文書抜粋:

- - -

第6回座談会
-EGFR遺伝子変異陽性非小細胞肺癌に対するosimertinibによる術後補助療法ADAURA試験の結果を踏まえて-

今回の座談会は、釼持 広知先生、坪井 正博先生、三浦 理先生、山中 竹春先生にお集まりいただき、ADAURA試験の結果とその解釈について議論していただきました。

米国臨床腫瘍学会(ASCO 2020)で、根治切除後の早期stageのEGFR遺伝子変異陽性非小細胞肺癌(EGFR-mt)に対する術後補助療法としてのosimertinibの有効性と安全性をプラセボと比較検証した第3相試験(ADAURA試験)の結果がRoy S. Herbst氏らにより報告されました。本試験は、osimertinibの有効性が示され、EGFR-mtに対する術後補助療法を大きく変える可能性が示唆される結果が報告されました。そこで今回の座談会では、釼持広知先生(司会)、坪井正博先生、三浦理先生、釼持竹春先生にお集まりいただき、ADAURA試験の結果とその解釈について議論していただきました。

根治切除後のStage IB期~IIIA期EGFR-mtに対する術後補助療法としてのosimertinibを検討したADAURA試験の概要

釼持先生:
 今回は、ADAURA試験の発表の2nd authorである坪井先生を交えてADAURA試験の結果とその解釈について議論していきます。まず、坪井先生に、ADAURA試験の概要について説明いただきたいと思います。

- - -

提示情報:
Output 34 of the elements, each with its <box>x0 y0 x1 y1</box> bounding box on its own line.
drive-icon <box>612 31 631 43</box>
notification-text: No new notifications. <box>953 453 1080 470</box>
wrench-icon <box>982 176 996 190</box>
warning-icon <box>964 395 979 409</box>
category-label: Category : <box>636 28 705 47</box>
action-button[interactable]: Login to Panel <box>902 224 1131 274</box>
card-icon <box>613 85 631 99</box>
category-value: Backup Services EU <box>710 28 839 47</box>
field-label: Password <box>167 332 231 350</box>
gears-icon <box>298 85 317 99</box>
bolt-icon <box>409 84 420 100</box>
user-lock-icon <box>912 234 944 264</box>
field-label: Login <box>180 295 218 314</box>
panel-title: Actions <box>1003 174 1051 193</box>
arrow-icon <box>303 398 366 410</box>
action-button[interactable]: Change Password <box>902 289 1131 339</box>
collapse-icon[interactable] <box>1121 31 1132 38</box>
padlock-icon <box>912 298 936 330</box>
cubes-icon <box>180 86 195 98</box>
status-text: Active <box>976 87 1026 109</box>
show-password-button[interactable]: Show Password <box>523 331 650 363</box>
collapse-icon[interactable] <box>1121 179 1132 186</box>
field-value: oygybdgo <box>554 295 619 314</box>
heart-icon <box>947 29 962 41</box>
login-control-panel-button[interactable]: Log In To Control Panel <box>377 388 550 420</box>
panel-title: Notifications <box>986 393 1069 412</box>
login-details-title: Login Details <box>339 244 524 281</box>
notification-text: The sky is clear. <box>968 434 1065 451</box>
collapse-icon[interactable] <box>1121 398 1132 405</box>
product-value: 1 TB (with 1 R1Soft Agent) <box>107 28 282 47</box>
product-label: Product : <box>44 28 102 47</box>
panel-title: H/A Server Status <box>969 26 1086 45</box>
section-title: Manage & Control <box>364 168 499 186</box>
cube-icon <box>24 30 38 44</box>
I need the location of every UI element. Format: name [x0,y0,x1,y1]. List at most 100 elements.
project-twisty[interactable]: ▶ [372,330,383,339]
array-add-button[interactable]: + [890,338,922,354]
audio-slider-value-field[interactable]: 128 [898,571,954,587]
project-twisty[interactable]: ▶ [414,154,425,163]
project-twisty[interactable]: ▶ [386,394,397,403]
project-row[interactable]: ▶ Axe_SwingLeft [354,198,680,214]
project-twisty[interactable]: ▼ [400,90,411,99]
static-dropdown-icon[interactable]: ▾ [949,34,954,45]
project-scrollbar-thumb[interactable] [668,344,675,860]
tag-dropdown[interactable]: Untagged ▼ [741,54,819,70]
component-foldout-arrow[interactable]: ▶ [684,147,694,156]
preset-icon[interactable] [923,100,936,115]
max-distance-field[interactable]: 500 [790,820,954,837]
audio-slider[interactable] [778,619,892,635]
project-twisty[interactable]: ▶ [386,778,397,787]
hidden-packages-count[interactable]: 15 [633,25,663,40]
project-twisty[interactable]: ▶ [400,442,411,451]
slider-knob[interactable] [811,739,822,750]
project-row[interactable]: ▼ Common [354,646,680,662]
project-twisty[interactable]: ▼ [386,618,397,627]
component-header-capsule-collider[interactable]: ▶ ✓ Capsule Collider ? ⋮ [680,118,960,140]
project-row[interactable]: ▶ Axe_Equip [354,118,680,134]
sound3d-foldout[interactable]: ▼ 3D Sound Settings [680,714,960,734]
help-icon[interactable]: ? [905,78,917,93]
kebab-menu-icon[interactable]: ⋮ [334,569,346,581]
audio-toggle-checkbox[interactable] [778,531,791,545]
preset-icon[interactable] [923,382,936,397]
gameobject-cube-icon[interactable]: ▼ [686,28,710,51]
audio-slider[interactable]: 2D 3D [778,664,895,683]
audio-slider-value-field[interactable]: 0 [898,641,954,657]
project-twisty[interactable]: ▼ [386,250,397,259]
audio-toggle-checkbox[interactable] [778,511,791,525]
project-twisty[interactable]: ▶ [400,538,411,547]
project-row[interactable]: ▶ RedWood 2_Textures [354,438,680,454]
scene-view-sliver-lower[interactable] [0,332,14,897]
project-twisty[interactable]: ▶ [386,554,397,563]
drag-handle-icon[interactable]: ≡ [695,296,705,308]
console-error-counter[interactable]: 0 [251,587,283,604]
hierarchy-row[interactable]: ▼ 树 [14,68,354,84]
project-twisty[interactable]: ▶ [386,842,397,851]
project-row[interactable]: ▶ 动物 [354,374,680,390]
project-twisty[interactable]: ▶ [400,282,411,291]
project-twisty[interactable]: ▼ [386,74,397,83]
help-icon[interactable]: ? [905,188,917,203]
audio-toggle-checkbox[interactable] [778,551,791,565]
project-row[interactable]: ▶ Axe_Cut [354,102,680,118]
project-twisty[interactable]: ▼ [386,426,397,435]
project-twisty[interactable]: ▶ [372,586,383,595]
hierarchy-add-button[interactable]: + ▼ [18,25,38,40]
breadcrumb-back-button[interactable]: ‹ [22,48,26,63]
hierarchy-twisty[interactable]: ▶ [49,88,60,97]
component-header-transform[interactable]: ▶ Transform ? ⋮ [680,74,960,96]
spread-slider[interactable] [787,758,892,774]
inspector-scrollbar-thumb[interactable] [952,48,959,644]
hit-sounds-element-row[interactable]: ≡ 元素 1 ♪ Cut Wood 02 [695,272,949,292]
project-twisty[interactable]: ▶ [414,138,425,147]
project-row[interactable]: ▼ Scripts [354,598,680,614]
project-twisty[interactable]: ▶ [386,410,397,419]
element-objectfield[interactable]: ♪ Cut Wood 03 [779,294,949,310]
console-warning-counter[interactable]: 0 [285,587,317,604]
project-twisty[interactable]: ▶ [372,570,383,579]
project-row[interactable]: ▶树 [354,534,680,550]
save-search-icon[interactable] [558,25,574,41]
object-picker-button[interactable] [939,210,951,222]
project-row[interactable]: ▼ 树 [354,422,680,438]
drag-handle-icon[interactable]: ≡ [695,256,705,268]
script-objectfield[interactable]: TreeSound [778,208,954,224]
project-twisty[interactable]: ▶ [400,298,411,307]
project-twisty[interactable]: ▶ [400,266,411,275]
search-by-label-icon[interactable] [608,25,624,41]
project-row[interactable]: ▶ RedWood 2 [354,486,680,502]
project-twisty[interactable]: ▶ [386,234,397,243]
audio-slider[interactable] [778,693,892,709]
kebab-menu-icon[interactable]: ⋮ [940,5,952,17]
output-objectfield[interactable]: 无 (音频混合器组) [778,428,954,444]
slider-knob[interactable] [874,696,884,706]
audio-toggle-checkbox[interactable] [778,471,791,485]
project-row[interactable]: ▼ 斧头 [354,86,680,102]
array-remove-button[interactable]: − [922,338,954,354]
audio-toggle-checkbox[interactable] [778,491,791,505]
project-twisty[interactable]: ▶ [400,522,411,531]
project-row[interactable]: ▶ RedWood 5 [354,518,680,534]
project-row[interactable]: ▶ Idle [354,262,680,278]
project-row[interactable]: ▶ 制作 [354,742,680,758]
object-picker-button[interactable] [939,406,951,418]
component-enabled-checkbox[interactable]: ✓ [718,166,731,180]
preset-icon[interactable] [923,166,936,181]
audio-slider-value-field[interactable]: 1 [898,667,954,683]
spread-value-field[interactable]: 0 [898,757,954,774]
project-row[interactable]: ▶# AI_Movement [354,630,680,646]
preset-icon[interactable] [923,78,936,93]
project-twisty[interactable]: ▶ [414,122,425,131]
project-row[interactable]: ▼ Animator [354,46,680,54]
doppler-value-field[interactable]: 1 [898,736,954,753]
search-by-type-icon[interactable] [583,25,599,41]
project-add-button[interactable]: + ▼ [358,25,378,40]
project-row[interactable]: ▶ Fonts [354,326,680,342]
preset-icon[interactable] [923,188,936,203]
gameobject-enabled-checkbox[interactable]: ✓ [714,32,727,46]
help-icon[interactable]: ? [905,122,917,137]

- - -

作業指示 1: 座談会の文章の内容を2文でまとめてください。
作業指示 2: 座談会の文章によると、ADAURA試験の発表で2nd authorを務めたのは誰ですか。
作業指示 3: 座談会の文章を、最後の文の次から書き継いでください。

解答 1: ASCO 2020で、根治切除後の早期stageのEGFR遺伝子変異陽性非小細胞肺癌に対する術後補助療法としてosimertinibをプラセボと比較した第3相試験、ADAURA試験の結果が報告され、osimertinibの有効性が示されました。この座談会では、釼持広知先生、坪井正博先生、三浦理先生、山中竹春先生が、ADAURA試験の結果とその解釈について議論します。

解答 2: 坪井正博先生です。

解答 3:
試験デザイン

坪井先生:
 ADAURA試験は、根治切除後のstage IB期~IIIA期(UICC-7版のTNM分類に基づく)のEGFR遺伝子変異(common mutation)が陽性の非小細胞肺癌の患者さんを対象に、術後補助療法としてのosimertinibとプラセボを最長3年の投与期間で比較した第3相試験です(図1)。主要評価項目はstage II/IIIA期の患者さんにおける無病生存期間(DFS)、副次評価項目は全患者集団におけるDFS、全生存期間(OS)、安全性などです。この試験は、本年4月に独立データモニタリング委員会で審議された結果、osimertinibの顕著な有効性が示しされたことにより、早期中止の勧告が出され、結果がリリースされることになりました。
 投与期間が3年に設定されたことについては当初より議論がありました。術後補助療法を検討した試験の多くが治療期間を2年と設定していますが、治療期間を終えた直後に再発リスクが上昇する傾向がみられるため、より長期の治療が必要だとの判断に至ったのだと思います。